**What the task requires**:
Tally the lines holding the string "SLEEVE" and reply with that number alone.

### Records shown

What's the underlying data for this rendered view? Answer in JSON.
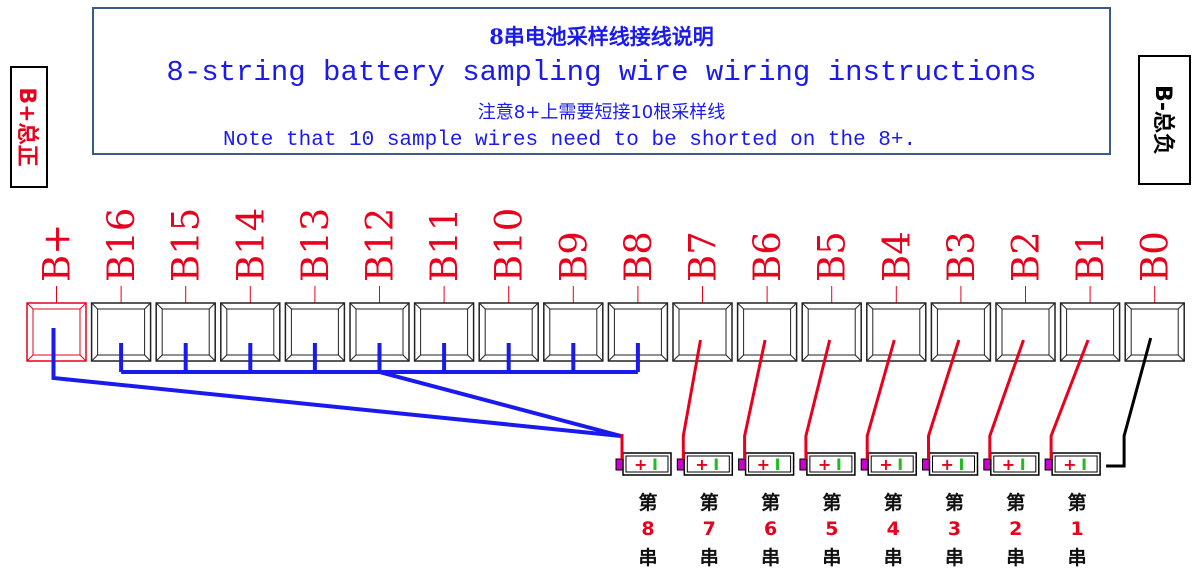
{
  "header": {
    "title_cn": "8串电池采样线接线说明",
    "title_en": "8-string battery sampling wire wiring instructions",
    "note_cn": "注意8+上需要短接10根采样线",
    "note_en": "Note that 10 sample wires need to be shorted on the 8+."
  },
  "side_labels": {
    "left": "B+总正",
    "right": "B-总负"
  },
  "pins": [
    "B+",
    "B16",
    "B15",
    "B14",
    "B13",
    "B12",
    "B11",
    "B10",
    "B9",
    "B8",
    "B7",
    "B6",
    "B5",
    "B4",
    "B3",
    "B2",
    "B1",
    "B0"
  ],
  "cells": [
    {
      "prefix": "第",
      "num": "8",
      "suffix": "串"
    },
    {
      "prefix": "第",
      "num": "7",
      "suffix": "串"
    },
    {
      "prefix": "第",
      "num": "6",
      "suffix": "串"
    },
    {
      "prefix": "第",
      "num": "5",
      "suffix": "串"
    },
    {
      "prefix": "第",
      "num": "4",
      "suffix": "串"
    },
    {
      "prefix": "第",
      "num": "3",
      "suffix": "串"
    },
    {
      "prefix": "第",
      "num": "2",
      "suffix": "串"
    },
    {
      "prefix": "第",
      "num": "1",
      "suffix": "串"
    }
  ],
  "battery_symbol": {
    "plus": "+",
    "minus": "I"
  },
  "colors": {
    "title": "#1a1aee",
    "pin_label": "#e8001c",
    "short_wire": "#1a1aee",
    "sample_wire": "#e8001c",
    "negative_wire": "#000000",
    "frame": "#3b5a86"
  }
}
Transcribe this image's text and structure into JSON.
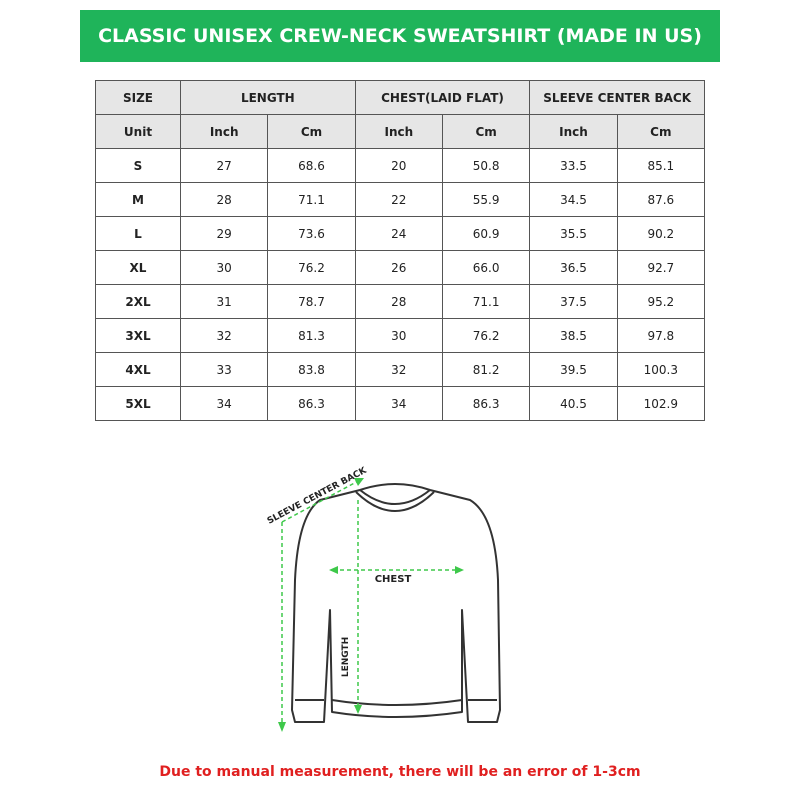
{
  "header": {
    "title": "CLASSIC UNISEX CREW-NECK SWEATSHIRT (MADE IN US)"
  },
  "table": {
    "columns": [
      "SIZE",
      "LENGTH",
      "CHEST(LAID FLAT)",
      "SLEEVE CENTER BACK"
    ],
    "units": [
      "Unit",
      "Inch",
      "Cm",
      "Inch",
      "Cm",
      "Inch",
      "Cm"
    ],
    "rows": [
      [
        "S",
        "27",
        "68.6",
        "20",
        "50.8",
        "33.5",
        "85.1"
      ],
      [
        "M",
        "28",
        "71.1",
        "22",
        "55.9",
        "34.5",
        "87.6"
      ],
      [
        "L",
        "29",
        "73.6",
        "24",
        "60.9",
        "35.5",
        "90.2"
      ],
      [
        "XL",
        "30",
        "76.2",
        "26",
        "66.0",
        "36.5",
        "92.7"
      ],
      [
        "2XL",
        "31",
        "78.7",
        "28",
        "71.1",
        "37.5",
        "95.2"
      ],
      [
        "3XL",
        "32",
        "81.3",
        "30",
        "76.2",
        "38.5",
        "97.8"
      ],
      [
        "4XL",
        "33",
        "83.8",
        "32",
        "81.2",
        "39.5",
        "100.3"
      ],
      [
        "5XL",
        "34",
        "86.3",
        "34",
        "86.3",
        "40.5",
        "102.9"
      ]
    ]
  },
  "diagram": {
    "sleeve_label": "SLEEVE CENTER BACK",
    "chest_label": "CHEST",
    "length_label": "LENGTH"
  },
  "footer": {
    "note": "Due to manual measurement, there will be an error of 1-3cm"
  }
}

######

**Task solution**:
2